● **Problem requirements**: The entries that follow should be written out exactly.

--- START OF Data ---

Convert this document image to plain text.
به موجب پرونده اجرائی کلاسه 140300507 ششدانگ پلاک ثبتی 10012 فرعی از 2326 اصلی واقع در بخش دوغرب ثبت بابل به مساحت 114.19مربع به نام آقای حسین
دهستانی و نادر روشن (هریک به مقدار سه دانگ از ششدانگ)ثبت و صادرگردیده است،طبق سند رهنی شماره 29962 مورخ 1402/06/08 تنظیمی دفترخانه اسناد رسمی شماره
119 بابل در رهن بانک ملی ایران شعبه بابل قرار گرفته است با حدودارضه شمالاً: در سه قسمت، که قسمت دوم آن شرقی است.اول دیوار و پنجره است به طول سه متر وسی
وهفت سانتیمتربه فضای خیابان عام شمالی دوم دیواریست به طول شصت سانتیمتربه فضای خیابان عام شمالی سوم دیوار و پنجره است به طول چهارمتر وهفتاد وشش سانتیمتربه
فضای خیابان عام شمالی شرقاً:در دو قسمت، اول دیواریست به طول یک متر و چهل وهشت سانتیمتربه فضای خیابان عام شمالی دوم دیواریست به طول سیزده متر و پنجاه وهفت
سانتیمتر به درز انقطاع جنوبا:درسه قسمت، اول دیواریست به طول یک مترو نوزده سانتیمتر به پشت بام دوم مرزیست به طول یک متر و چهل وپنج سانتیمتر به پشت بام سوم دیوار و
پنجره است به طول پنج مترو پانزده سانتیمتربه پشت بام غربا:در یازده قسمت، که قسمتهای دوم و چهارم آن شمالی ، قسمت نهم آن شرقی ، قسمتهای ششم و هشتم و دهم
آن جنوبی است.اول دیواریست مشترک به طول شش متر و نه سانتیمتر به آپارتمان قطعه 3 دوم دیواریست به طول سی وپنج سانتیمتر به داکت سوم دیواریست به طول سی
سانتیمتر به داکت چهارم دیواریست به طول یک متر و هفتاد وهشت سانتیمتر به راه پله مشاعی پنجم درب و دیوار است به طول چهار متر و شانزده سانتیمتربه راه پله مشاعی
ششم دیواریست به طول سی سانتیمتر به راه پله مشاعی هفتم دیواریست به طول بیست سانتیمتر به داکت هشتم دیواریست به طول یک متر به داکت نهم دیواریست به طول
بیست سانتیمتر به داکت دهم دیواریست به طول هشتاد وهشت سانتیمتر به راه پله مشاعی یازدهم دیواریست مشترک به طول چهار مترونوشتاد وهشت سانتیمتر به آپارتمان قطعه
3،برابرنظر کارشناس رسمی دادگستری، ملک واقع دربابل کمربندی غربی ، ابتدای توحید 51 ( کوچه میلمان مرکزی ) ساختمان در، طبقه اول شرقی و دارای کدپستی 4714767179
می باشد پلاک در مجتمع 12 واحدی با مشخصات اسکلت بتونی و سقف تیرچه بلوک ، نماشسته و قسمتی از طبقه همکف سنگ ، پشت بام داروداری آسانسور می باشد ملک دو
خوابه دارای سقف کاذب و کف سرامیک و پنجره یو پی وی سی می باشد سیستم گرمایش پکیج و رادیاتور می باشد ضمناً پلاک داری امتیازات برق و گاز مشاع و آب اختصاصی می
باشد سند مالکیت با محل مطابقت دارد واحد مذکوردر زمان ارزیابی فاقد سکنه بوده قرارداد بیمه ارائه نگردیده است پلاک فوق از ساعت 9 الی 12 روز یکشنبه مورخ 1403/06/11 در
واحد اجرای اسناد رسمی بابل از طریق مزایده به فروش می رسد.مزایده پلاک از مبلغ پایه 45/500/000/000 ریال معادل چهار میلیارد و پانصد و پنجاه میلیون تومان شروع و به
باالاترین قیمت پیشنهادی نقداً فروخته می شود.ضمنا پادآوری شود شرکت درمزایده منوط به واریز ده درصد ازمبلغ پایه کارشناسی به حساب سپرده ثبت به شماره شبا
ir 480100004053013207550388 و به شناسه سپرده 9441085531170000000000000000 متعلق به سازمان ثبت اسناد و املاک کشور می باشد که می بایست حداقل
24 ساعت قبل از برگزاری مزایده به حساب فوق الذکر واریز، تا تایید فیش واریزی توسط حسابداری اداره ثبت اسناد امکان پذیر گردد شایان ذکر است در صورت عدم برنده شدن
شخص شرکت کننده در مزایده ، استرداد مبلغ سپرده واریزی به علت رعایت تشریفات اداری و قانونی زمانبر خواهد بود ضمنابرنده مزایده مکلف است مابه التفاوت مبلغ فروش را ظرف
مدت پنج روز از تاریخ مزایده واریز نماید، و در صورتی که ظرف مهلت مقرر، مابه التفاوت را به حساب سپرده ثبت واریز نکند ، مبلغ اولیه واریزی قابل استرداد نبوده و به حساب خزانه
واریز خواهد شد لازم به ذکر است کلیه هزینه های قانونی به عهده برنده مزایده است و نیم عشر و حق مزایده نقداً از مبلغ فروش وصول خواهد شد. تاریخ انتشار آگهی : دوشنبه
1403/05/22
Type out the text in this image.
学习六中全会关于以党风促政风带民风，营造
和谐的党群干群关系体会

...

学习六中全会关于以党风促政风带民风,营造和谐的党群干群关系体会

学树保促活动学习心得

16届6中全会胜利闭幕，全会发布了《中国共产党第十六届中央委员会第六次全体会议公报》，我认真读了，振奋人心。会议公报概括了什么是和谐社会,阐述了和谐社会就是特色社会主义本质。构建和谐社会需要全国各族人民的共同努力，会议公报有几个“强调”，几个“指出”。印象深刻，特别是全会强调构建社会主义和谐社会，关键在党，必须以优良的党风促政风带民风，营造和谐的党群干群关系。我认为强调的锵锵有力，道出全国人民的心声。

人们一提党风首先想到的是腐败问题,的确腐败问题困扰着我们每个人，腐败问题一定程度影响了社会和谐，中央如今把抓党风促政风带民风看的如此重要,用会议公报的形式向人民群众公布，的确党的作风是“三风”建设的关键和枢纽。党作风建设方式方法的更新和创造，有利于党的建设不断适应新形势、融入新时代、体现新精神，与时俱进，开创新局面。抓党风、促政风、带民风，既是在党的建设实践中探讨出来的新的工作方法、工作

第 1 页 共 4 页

--- END OF Data ---

● **Output of the task**:
Convert this document image to plain text.
به موجب پرونده اجرائی کلاسه 140300507 ششدانگ پلاک ثبتی 10012 فرعی از 2326 اصلی واقع در بخش دوغرب ثبت بابل به مساحت 114.19مربع به نام آقای حسین
دهستانی و نادر روشن (هریک به مقدار سه دانگ از ششدانگ)ثبت و صادرگردیده است،طبق سند رهنی شماره 29962 مورخ 1402/06/08 تنظیمی دفترخانه اسناد رسمی شماره
119 بابل در رهن بانک ملی ایران شعبه بابل قرار گرفته است با حدودارضه شمالاً: در سه قسمت، که قسمت دوم آن شرقی است.اول دیوار و پنجره است به طول سه متر وسی
وهفت سانتیمتربه فضای خیابان عام شمالی دوم دیواریست به طول شصت سانتیمتربه فضای خیابان عام شمالی سوم دیوار و پنجره است به طول چهارمتر وهفتاد وشش سانتیمتربه
فضای خیابان عام شمالی شرقاً:در دو قسمت، اول دیواریست به طول یک متر و چهل وهشت سانتیمتربه فضای خیابان عام شمالی دوم دیواریست به طول سیزده متر و پنجاه وهفت
سانتیمتر به درز انقطاع جنوبا:درسه قسمت، اول دیواریست به طول یک مترو نوزده سانتیمتر به پشت بام دوم مرزیست به طول یک متر و چهل وپنج سانتیمتر به پشت بام سوم دیوار و
پنجره است به طول پنج مترو پانزده سانتیمتربه پشت بام غربا:در یازده قسمت، که قسمتهای دوم و چهارم آن شمالی ، قسمت نهم آن شرقی ، قسمتهای ششم و هشتم و دهم
آن جنوبی است.اول دیواریست مشترک به طول شش متر و نه سانتیمتر به آپارتمان قطعه 3 دوم دیواریست به طول سی وپنج سانتیمتر به داکت سوم دیواریست به طول سی
سانتیمتر به داکت چهارم دیواریست به طول یک متر و هفتاد وهشت سانتیمتر به راه پله مشاعی پنجم درب و دیوار است به طول چهار متر و شانزده سانتیمتربه راه پله مشاعی
ششم دیواریست به طول سی سانتیمتر به راه پله مشاعی هفتم دیواریست به طول بیست سانتیمتر به داکت هشتم دیواریست به طول یک متر به داکت نهم دیواریست به طول
بیست سانتیمتر به داکت دهم دیواریست به طول هشتاد وهشت سانتیمتر به راه پله مشاعی یازدهم دیواریست مشترک به طول چهار مترونوشتاد وهشت سانتیمتر به آپارتمان قطعه
3،برابرنظر کارشناس رسمی دادگستری، ملک واقع دربابل کمربندی غربی ، ابتدای توحید 51 ( کوچه میلمان مرکزی ) ساختمان در، طبقه اول شرقی و دارای کدپستی 4714767179
می باشد پلاک در مجتمع 12 واحدی با مشخصات اسکلت بتونی و سقف تیرچه بلوک ، نماشسته و قسمتی از طبقه همکف سنگ ، پشت بام داروداری آسانسور می باشد ملک دو
خوابه دارای سقف کاذب و کف سرامیک و پنجره یو پی وی سی می باشد سیستم گرمایش پکیج و رادیاتور می باشد ضمناً پلاک داری امتیازات برق و گاز مشاع و آب اختصاصی می
باشد سند مالکیت با محل مطابقت دارد واحد مذکوردر زمان ارزیابی فاقد سکنه بوده قرارداد بیمه ارائه نگردیده است پلاک فوق از ساعت 9 الی 12 روز یکشنبه مورخ 1403/06/11 در
واحد اجرای اسناد رسمی بابل از طریق مزایده به فروش می رسد.مزایده پلاک از مبلغ پایه 45/500/000/000 ریال معادل چهار میلیارد و پانصد و پنجاه میلیون تومان شروع و به
باالاترین قیمت پیشنهادی نقداً فروخته می شود.ضمنا پادآوری شود شرکت درمزایده منوط به واریز ده درصد ازمبلغ پایه کارشناسی به حساب سپرده ثبت به شماره شبا
ir 480100004053013207550388 و به شناسه سپرده 9441085531170000000000000000 متعلق به سازمان ثبت اسناد و املاک کشور می باشد که می بایست حداقل
24 ساعت قبل از برگزاری مزایده به حساب فوق الذکر واریز، تا تایید فیش واریزی توسط حسابداری اداره ثبت اسناد امکان پذیر گردد شایان ذکر است در صورت عدم برنده شدن
شخص شرکت کننده در مزایده ، استرداد مبلغ سپرده واریزی به علت رعایت تشریفات اداری و قانونی زمانبر خواهد بود ضمنابرنده مزایده مکلف است مابه التفاوت مبلغ فروش را ظرف
مدت پنج روز از تاریخ مزایده واریز نماید، و در صورتی که ظرف مهلت مقرر، مابه التفاوت را به حساب سپرده ثبت واریز نکند ، مبلغ اولیه واریزی قابل استرداد نبوده و به حساب خزانه
واریز خواهد شد لازم به ذکر است کلیه هزینه های قانونی به عهده برنده مزایده است و نیم عشر و حق مزایده نقداً از مبلغ فروش وصول خواهد شد. تاریخ انتشار آگهی : دوشنبه
1403/05/22
Type out the text in this image.
学习六中全会关于以党风促政风带民风，营造
和谐的党群干群关系体会

...

学习六中全会关于以党风促政风带民风,营造和谐的党群干群关系体会

学树保促活动学习心得

16届6中全会胜利闭幕，全会发布了《中国共产党第十六届中央委员会第六次全体会议公报》，我认真读了，振奋人心。会议公报概括了什么是和谐社会,阐述了和谐社会就是特色社会主义本质。构建和谐社会需要全国各族人民的共同努力，会议公报有几个“强调”，几个“指出”。印象深刻，特别是全会强调构建社会主义和谐社会，关键在党，必须以优良的党风促政风带民风，营造和谐的党群干群关系。我认为强调的锵锵有力，道出全国人民的心声。

人们一提党风首先想到的是腐败问题,的确腐败问题困扰着我们每个人，腐败问题一定程度影响了社会和谐，中央如今把抓党风促政风带民风看的如此重要,用会议公报的形式向人民群众公布，的确党的作风是“三风”建设的关键和枢纽。党作风建设方式方法的更新和创造，有利于党的建设不断适应新形势、融入新时代、体现新精神，与时俱进，开创新局面。抓党风、促政风、带民风，既是在党的建设实践中探讨出来的新的工作方法、工作

第 1 页 共 4 页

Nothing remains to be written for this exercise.